Requirement: Check every line below for the string "Peter", and copy the lines that contain it.

Material to process:

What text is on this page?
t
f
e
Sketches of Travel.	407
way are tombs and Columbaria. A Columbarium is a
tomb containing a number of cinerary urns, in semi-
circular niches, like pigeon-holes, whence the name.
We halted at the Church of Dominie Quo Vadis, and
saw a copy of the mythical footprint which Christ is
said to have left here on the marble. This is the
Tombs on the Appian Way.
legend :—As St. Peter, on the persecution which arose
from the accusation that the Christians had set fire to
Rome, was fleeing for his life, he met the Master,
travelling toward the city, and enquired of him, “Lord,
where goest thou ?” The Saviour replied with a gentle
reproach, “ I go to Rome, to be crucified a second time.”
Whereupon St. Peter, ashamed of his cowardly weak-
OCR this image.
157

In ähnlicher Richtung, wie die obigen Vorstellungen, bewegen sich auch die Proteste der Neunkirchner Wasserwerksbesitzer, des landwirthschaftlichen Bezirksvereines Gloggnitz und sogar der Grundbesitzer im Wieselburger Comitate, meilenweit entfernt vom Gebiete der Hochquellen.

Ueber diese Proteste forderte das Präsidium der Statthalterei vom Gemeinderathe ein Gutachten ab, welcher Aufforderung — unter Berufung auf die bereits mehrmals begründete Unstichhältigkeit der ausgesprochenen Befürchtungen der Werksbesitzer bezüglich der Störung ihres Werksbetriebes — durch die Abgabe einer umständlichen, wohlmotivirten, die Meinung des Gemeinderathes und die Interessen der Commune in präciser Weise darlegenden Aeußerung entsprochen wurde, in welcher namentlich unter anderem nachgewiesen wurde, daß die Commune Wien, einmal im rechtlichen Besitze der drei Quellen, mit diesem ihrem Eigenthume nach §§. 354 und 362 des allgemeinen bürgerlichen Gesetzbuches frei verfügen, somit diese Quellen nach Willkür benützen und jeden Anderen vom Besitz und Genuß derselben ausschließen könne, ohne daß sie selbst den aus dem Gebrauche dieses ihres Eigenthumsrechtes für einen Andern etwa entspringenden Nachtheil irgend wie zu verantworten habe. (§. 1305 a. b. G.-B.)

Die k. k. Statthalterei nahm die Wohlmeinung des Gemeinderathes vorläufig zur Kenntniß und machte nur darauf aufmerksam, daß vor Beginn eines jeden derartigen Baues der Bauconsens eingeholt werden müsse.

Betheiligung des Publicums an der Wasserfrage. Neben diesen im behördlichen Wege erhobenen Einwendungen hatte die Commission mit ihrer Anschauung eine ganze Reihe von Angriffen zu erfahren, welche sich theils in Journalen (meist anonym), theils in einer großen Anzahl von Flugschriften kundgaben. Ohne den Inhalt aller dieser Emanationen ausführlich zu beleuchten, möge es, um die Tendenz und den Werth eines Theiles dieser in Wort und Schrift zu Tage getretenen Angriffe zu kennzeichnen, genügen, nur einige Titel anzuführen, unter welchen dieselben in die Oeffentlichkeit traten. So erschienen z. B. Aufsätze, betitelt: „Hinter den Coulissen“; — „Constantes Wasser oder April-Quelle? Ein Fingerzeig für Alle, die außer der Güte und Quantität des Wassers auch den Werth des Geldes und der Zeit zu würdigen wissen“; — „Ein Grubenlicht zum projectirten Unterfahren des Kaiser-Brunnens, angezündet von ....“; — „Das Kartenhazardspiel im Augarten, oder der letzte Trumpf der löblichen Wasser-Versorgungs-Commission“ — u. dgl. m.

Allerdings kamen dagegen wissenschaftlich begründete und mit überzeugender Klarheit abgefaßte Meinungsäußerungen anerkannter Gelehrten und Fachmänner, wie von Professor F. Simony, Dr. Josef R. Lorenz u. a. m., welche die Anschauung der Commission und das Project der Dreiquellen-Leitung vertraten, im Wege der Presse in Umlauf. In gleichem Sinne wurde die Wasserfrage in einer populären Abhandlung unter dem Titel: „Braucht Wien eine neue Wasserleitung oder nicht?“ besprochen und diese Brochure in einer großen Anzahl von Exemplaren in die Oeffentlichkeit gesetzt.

Completed exercise:
legend :—As St. Peter, on the persecution which arose
Whereupon St. Peter, ashamed of his cowardly weak-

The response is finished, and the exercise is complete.